What this task involves.
Extract, from the listing that follows, each line containing the word "record".

[Stored entries]
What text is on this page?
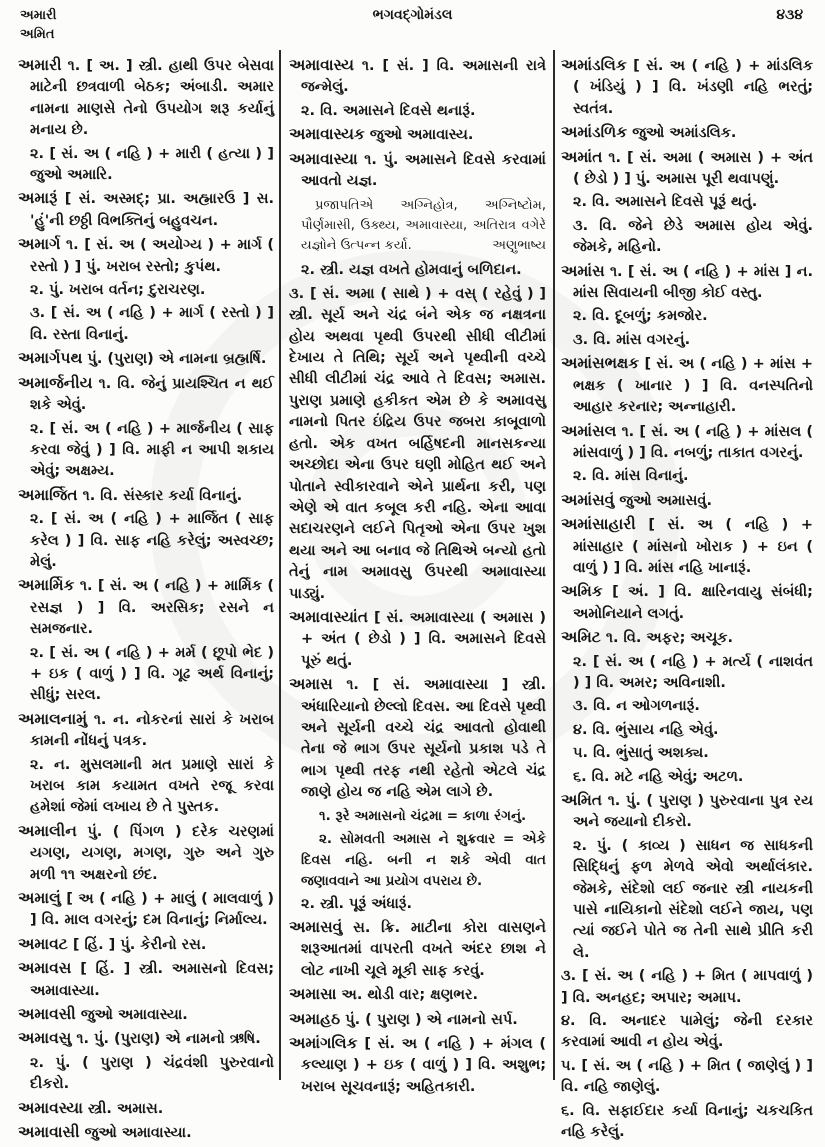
અમારી
અમિત
ભગવદ્ગોમંડલ	૪૩૪

અમારી ૧. [ અ. ] સ્ત્રી. હાથી ઉપર બેસવા માટેની છત્રવાળી બેઠક; અંબાડી. અમાર નામના માણસે તેનો ઉપયોગ શરૂ કર્યાનું મનાય છે.

૨. [ સં. અ ( નહિ ) + મારી ( હત્યા ) ] જુઓ અમારિ.

અમારૂં [ સં. અસ્મદ્; પ્રા. અહ્મારઉ ] સ. 'હું'ની છઠ્ઠી વિભક્તિનું બહુવચન.

અમાર્ગ ૧. [ સં. અ ( અયોગ્ય ) + માર્ગ ( રસ્તો ) ] પું. ખરાબ રસ્તો; કુપંથ.

૨. પું. ખરાબ વર્તન; દુરાચરણ.

૩. [ સં. અ ( નહિ ) + માર્ગ ( રસ્તો ) ] વિ. રસ્તા વિનાનું.

અમાર્ગપથ પું. (પુરાણ) એ નામના બ્રહ્મર્ષિ.

અમાર્જનીય ૧. વિ. જેનું પ્રાયશ્ચિત ન થઈ શકે એવું.

૨. [ સં. અ ( નહિ ) + માર્જનીય ( સાફ કરવા જેવું ) ] વિ. માફી ન આપી શકાય એવું; અક્ષમ્ય.

અમાર્જિત ૧. વિ. સંસ્કાર કર્યા વિનાનું.

૨. [ સં. અ ( નહિ ) + માર્જિત ( સાફ કરેલ ) ] વિ. સાફ નહિ કરેલું; અસ્વચ્છ; મેલું.

અમાર્મિક ૧. [ સં. અ ( નહિ ) + માર્મિક ( રસજ્ઞ ) ] વિ. અરસિક; રસને ન સમજનાર.

૨. [ સં. અ ( નહિ ) + મર્મ ( છૂપો ભેદ ) + ઇક ( વાળું ) ] વિ. ગૂઢ અર્થ વિનાનું; સીધું; સરલ.

અમાલનામું ૧. ન. નોકરનાં સારાં કે ખરાબ કામની નોંધનું પત્રક.

૨. ન. મુસલમાની મત પ્રમાણે સારાં કે ખરાબ કામ કયામત વખતે રજૂ કરવા હમેશાં જેમાં લખાય છે તે પુસ્તક.

અમાલીન પું. ( પિંગળ ) દરેક ચરણમાં યગણ, યગણ, મગણ, ગુરુ અને ગુરુ મળી ૧૧ અક્ષરનો છંદ.

અમાલું [ અ ( નહિ ) + માલું ( માલવાળું ) ] વિ. માલ વગરનું; દમ વિનાનું; નિર્માલ્ય.

અમાવટ [ હિં. ] પું. કેરીનો રસ.

અમાવસ [ હિં. ] સ્ત્રી. અમાસનો દિવસ; અમાવાસ્યા.

અમાવસી જુઓ અમાવાસ્યા.

અમાવસુ ૧. પું. (પુરાણ) એ નામનો ઋષિ.

૨. પું. ( પુરાણ ) ચંદ્રવંશી પુરુરવાનો દીકરો.

અમાવસ્યા સ્ત્રી. અમાસ.

અમાવાસી જુઓ અમાવાસ્યા.

અમાવાસ્ય ૧. [ સં. ] વિ. અમાસની રાત્રે જન્મેલું.

૨. વિ. અમાસને દિવસે થનારૂં.

અમાવાસ્યક જુઓ અમાવાસ્ય.

અમાવાસ્યા ૧. પું. અમાસને દિવસે કરવામાં આવતો યજ્ઞ.

પ્રજાપતિએ અગ્નિહોત્ર, અગ્નિષ્ટોમ, પૌર્ણમાસી, ઉક્થ્ય, અમાવાસ્યા, અતિરાત્ર વગેરે યજ્ઞોને ઉત્પન્ન કર્યા.	અણુભાષ્ય

૨. સ્ત્રી. યજ્ઞ વખતે હોમવાનું બળિદાન.

૩. [ સં. અમા ( સાથે ) + વસ્ ( રહેવું ) ] સ્ત્રી. સૂર્ય અને ચંદ્ર બંને એક જ નક્ષત્રના હોય અથવા પૃથ્વી ઉપરથી સીધી લીટીમાં દેખાય તે તિથિ; સૂર્ય અને પૃથ્વીની વચ્ચે સીધી લીટીમાં ચંદ્ર આવે તે દિવસ; અમાસ. પુરાણ પ્રમાણે હકીકત એમ છે કે અમાવસુ નામનો પિતર ઇંદ્રિય ઉપર જબરા કાબૂવાળો હતો. એક વખત બર્હિષદની માનસકન્યા અચ્છોદા એના ઉપર ઘણી મોહિત થઈ અને પોતાને સ્વીકારવાને એને પ્રાર્થના કરી, પણ એણે એ વાત કબૂલ કરી નહિ. એના આવા સદાચરણને લઈને પિતૃઓ એના ઉપર ખુશ થયા અને આ બનાવ જે તિથિએ બન્યો હતો તેનું નામ અમાવસુ ઉપરથી અમાવાસ્યા પાડ્યું.

અમાવાસ્યાંત [ સં. અમાવાસ્યા ( અમાસ ) + અંત ( છેડો ) ] વિ. અમાસને દિવસે પૂરું થતું.

અમાસ ૧. [ સં. અમાવાસ્યા ] સ્ત્રી. અંધારિયાનો છેલ્લો દિવસ. આ દિવસે પૃથ્વી અને સૂર્યની વચ્ચે ચંદ્ર આવતો હોવાથી તેના જે ભાગ ઉપર સૂર્યનો પ્રકાશ પડે તે ભાગ પૃથ્વી તરફ નથી રહેતો એટલે ચંદ્ર જાણે હોય જ નહિ એમ લાગે છે.

૧. રૂરે અમાસનો ચંદ્રમા = કાળા રંગનું.

૨. સોમવતી અમાસ ને શુક્રવાર = એકે દિવસ નહિ. બની ન શકે એવી વાત જણાવવાને આ પ્રયોગ વપરાય છે.

૨. સ્ત્રી. પૂરૂં અંધારૂં.

અમાસવું સ. ક્રિ. માટીના કોરા વાસણને શરૂઆતમાં વાપરતી વખતે અંદર છાશ ને લોટ નાખી ચૂલે મૂકી સાફ કરવું.

અમાસા અ. થોડી વાર; ક્ષણભર.

અમાહઠ પું. ( પુરાણ ) એ નામનો સર્પ.

અમાંગલિક [ સં. અ ( નહિ ) + મંગલ ( કલ્યાણ ) + ઇક ( વાળું ) ] વિ. અશુભ; ખરાબ સૂચવનારૂં; અહિતકારી.

અમાંડલિક [ સં. અ ( નહિ ) + માંડલિક ( ખંડિયું ) ] વિ. ખંડણી નહિ ભરતું; સ્વતંત્ર.

અમાંડળિક જુઓ અમાંડલિક.

અમાંત ૧. [ સં. અમા ( અમાસ ) + અંત ( છેડો ) ] પું. અમાસ પૂરી થવાપણું.

૨. વિ. અમાસને દિવસે પૂરૂં થતું.

૩. વિ. જેને છેડે અમાસ હોય એવું. જેમકે, મહિનો.

અમાંસ ૧. [ સં. અ ( નહિ ) + માંસ ] ન. માંસ સિવાયની બીજી કોઈ વસ્તુ.

૨. વિ. દૂબળું; કમજોર.

૩. વિ. માંસ વગરનું.

અમાંસભક્ષક [ સં. અ ( નહિ ) + માંસ + ભક્ષક ( ખાનાર ) ] વિ. વનસ્પતિનો આહાર કરનાર; અન્નાહારી.

અમાંસલ ૧. [ સં. અ ( નહિ ) + માંસલ ( માંસવાળું ) ] વિ. નબળું; તાકાત વગરનું.

૨. વિ. માંસ વિનાનું.

અમાંસવું જુઓ અમાસવું.

અમાંસાહારી [ સં. અ ( નહિ ) + માંસાહાર ( માંસનો ખોરાક ) + ઇન ( વાળું ) ] વિ. માંસ નહિ ખાનારૂં.

અમિક [ અં. ] વિ. ક્ષારિનવાયુ સંબંધી; અમોનિયાને લગતું.

અમિટ ૧. વિ. અફર; અચૂક.

૨. [ સં. અ ( નહિ ) + મર્ત્ય ( નાશવંત ) ] વિ. અમર; અવિનાશી.

૩. વિ. ન ઓગળનારૂં.

૪. વિ. ભુંસાય નહિ એવું.

૫. વિ. ભુંસાતું અશક્ય.

૬. વિ. મટે નહિ એવું; અટળ.

અમિત ૧. પું. ( પુરાણ ) પુરુરવાના પુત્ર રય અને જયાનો દીકરો.

૨. પું. ( કાવ્ય ) સાધન જ સાધકની સિદ્ધિનું ફળ મેળવે એવો અર્થાલંકાર. જેમકે, સંદેશો લઈ જનાર સ્ત્રી નાયકની પાસે નાયિકાનો સંદેશો લઈને જાય, પણ ત્યાં જઈને પોતે જ તેની સાથે પ્રીતિ કરી લે.

૩. [ સં. અ ( નહિ ) + મિત ( માપવાળું ) ] વિ. અનહદ; અપાર; અમાપ.

૪. વિ. અનાદર પામેલું; જેની દરકાર કરવામાં આવી ન હોય એવું.

૫. [ સં. અ ( નહિ ) + મિત ( જાણેલું ) ] વિ. નહિ જાણેલું.

૬. વિ. સફાઈદાર કર્યા વિનાનું; ચકચકિત નહિ કરેલું.
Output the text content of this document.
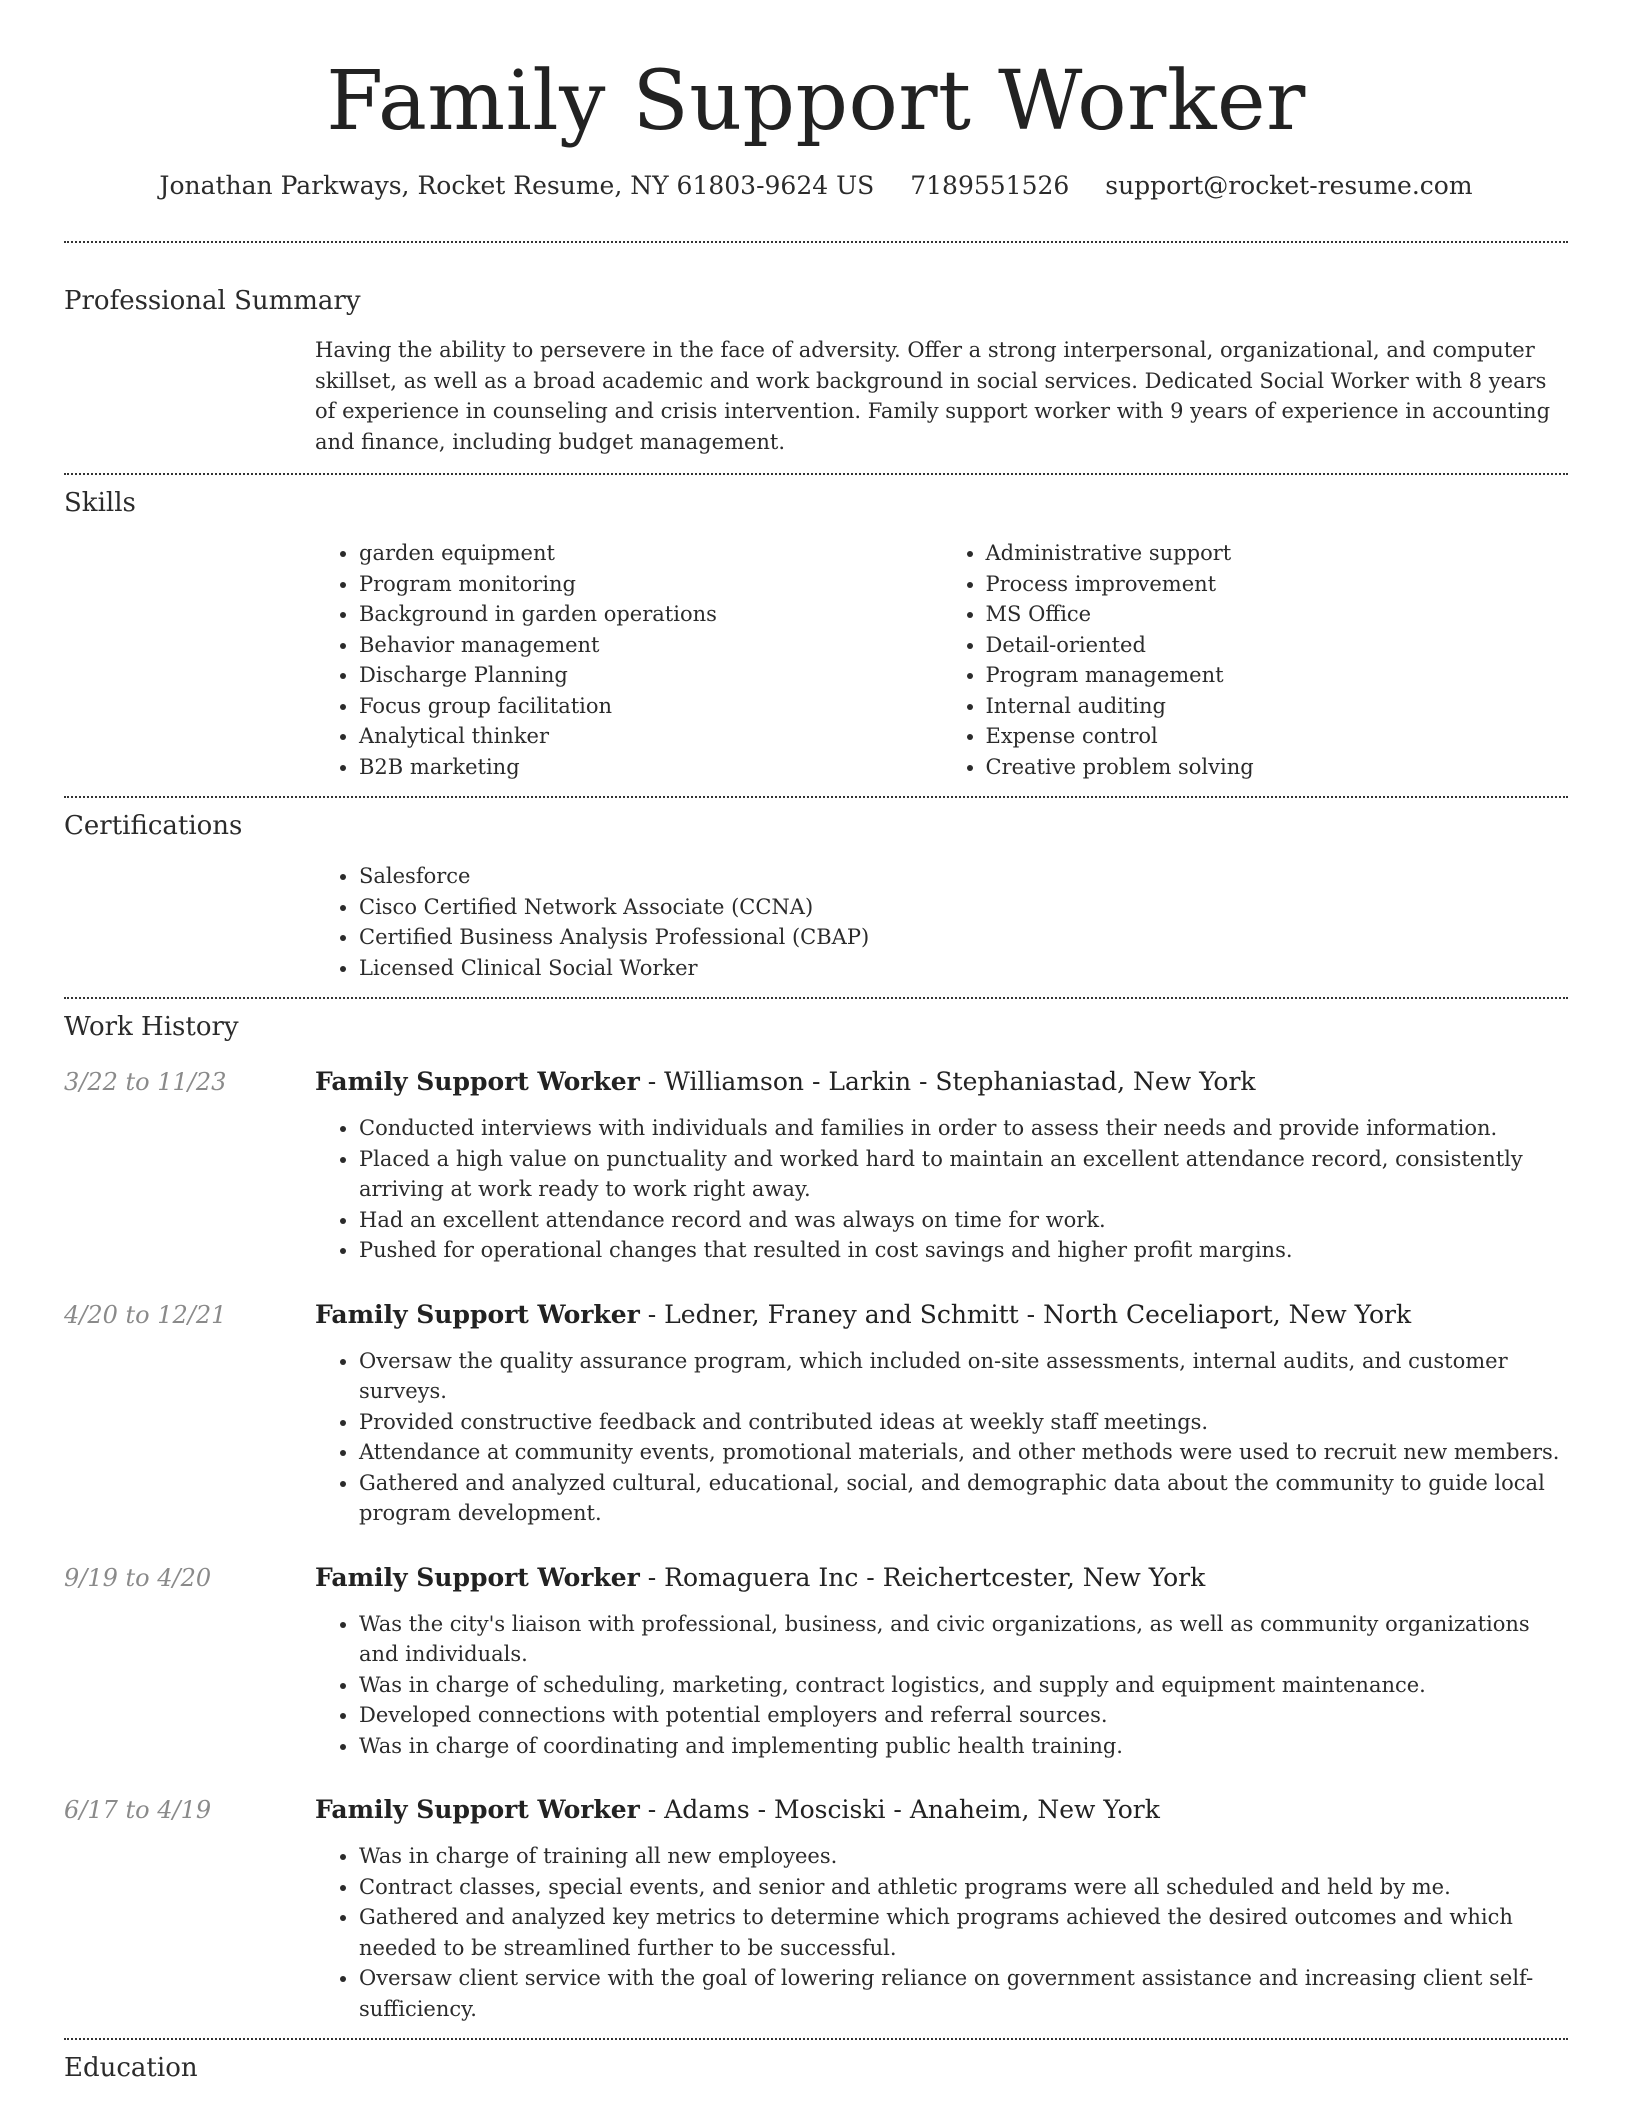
Family Support Worker
Jonathan Parkways, Rocket Resume, NY 61803-9624 US 7189551526 support@rocket-resume.com
Professional Summary
Having the ability to persevere in the face of adversity. Offer a strong interpersonal, organizational, and computer skillset, as well as a broad academic and work background in social services. Dedicated Social Worker with 8 years of experience in counseling and crisis intervention. Family support worker with 9 years of experience in accounting and finance, including budget management.
Skills
• garden equipment
• Program monitoring
• Background in garden operations
• Behavior management
• Discharge Planning
• Focus group facilitation
• Analytical thinker
• B2B marketing
• Administrative support
• Process improvement
• MS Office
• Detail-oriented
• Program management
• Internal auditing
• Expense control
• Creative problem solving
Certifications
• Salesforce
• Cisco Certified Network Associate (CCNA)
• Certified Business Analysis Professional (CBAP)
• Licensed Clinical Social Worker
Work History
3/22 to 11/23	Family Support Worker - Williamson - Larkin - Stephaniastad, New York
• Conducted interviews with individuals and families in order to assess their needs and provide information.
• Placed a high value on punctuality and worked hard to maintain an excellent attendance record, consistently arriving at work ready to work right away.
• Had an excellent attendance record and was always on time for work.
• Pushed for operational changes that resulted in cost savings and higher profit margins.
4/20 to 12/21	Family Support Worker - Ledner, Franey and Schmitt - North Ceceliaport, New York
• Oversaw the quality assurance program, which included on-site assessments, internal audits, and customer surveys.
• Provided constructive feedback and contributed ideas at weekly staff meetings.
• Attendance at community events, promotional materials, and other methods were used to recruit new members.
• Gathered and analyzed cultural, educational, social, and demographic data about the community to guide local program development.
9/19 to 4/20	Family Support Worker - Romaguera Inc - Reichertcester, New York
• Was the city's liaison with professional, business, and civic organizations, as well as community organizations and individuals.
• Was in charge of scheduling, marketing, contract logistics, and supply and equipment maintenance.
• Developed connections with potential employers and referral sources.
• Was in charge of coordinating and implementing public health training.
6/17 to 4/19	Family Support Worker - Adams - Mosciski - Anaheim, New York
• Was in charge of training all new employees.
• Contract classes, special events, and senior and athletic programs were all scheduled and held by me.
• Gathered and analyzed key metrics to determine which programs achieved the desired outcomes and which needed to be streamlined further to be successful.
• Oversaw client service with the goal of lowering reliance on government assistance and increasing client self-sufficiency.
Education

Worked answer.
• Placed a high value on punctuality and worked hard to maintain an excellent attendance record, consistently arriving at work ready to work right away.
• Had an excellent attendance record and was always on time for work.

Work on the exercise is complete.